TO DO
Restate the listing that follows word for word, without its pictures.

SUPPLIED DATA
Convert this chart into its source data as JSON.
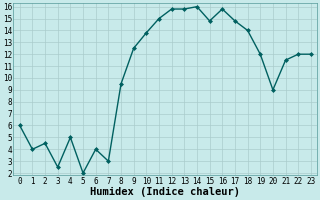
{
  "x": [
    0,
    1,
    2,
    3,
    4,
    5,
    6,
    7,
    8,
    9,
    10,
    11,
    12,
    13,
    14,
    15,
    16,
    17,
    18,
    19,
    20,
    21,
    22,
    23
  ],
  "y": [
    6,
    4,
    4.5,
    2.5,
    5,
    2,
    4,
    3,
    9.5,
    12.5,
    13.8,
    15,
    15.8,
    15.8,
    16,
    14.8,
    15.8,
    14.8,
    14,
    12,
    9,
    11.5,
    12,
    12
  ],
  "line_color": "#006060",
  "marker": "D",
  "marker_size": 2.0,
  "bg_color": "#c8eaea",
  "grid_color": "#aacccc",
  "xlabel": "Humidex (Indice chaleur)",
  "ylim": [
    2,
    16
  ],
  "xlim": [
    -0.5,
    23.5
  ],
  "yticks": [
    2,
    3,
    4,
    5,
    6,
    7,
    8,
    9,
    10,
    11,
    12,
    13,
    14,
    15,
    16
  ],
  "xticks": [
    0,
    1,
    2,
    3,
    4,
    5,
    6,
    7,
    8,
    9,
    10,
    11,
    12,
    13,
    14,
    15,
    16,
    17,
    18,
    19,
    20,
    21,
    22,
    23
  ],
  "tick_fontsize": 5.5,
  "xlabel_fontsize": 7.5,
  "line_width": 1.0
}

WRITTEN REPLY
Convert this chart into its source data as JSON.
{
  "x": [
    0,
    1,
    2,
    3,
    4,
    5,
    6,
    7,
    8,
    9,
    10,
    11,
    12,
    13,
    14,
    15,
    16,
    17,
    18,
    19,
    20,
    21,
    22,
    23
  ],
  "y": [
    6,
    4,
    4.5,
    2.5,
    5,
    2,
    4,
    3,
    9.5,
    12.5,
    13.8,
    15,
    15.8,
    15.8,
    16,
    14.8,
    15.8,
    14.8,
    14,
    12,
    9,
    11.5,
    12,
    12
  ],
  "line_color": "#006060",
  "marker": "D",
  "marker_size": 2.0,
  "bg_color": "#c8eaea",
  "grid_color": "#aacccc",
  "xlabel": "Humidex (Indice chaleur)",
  "ylim": [
    2,
    16
  ],
  "xlim": [
    -0.5,
    23.5
  ],
  "yticks": [
    2,
    3,
    4,
    5,
    6,
    7,
    8,
    9,
    10,
    11,
    12,
    13,
    14,
    15,
    16
  ],
  "xticks": [
    0,
    1,
    2,
    3,
    4,
    5,
    6,
    7,
    8,
    9,
    10,
    11,
    12,
    13,
    14,
    15,
    16,
    17,
    18,
    19,
    20,
    21,
    22,
    23
  ],
  "tick_fontsize": 5.5,
  "xlabel_fontsize": 7.5,
  "line_width": 1.0
}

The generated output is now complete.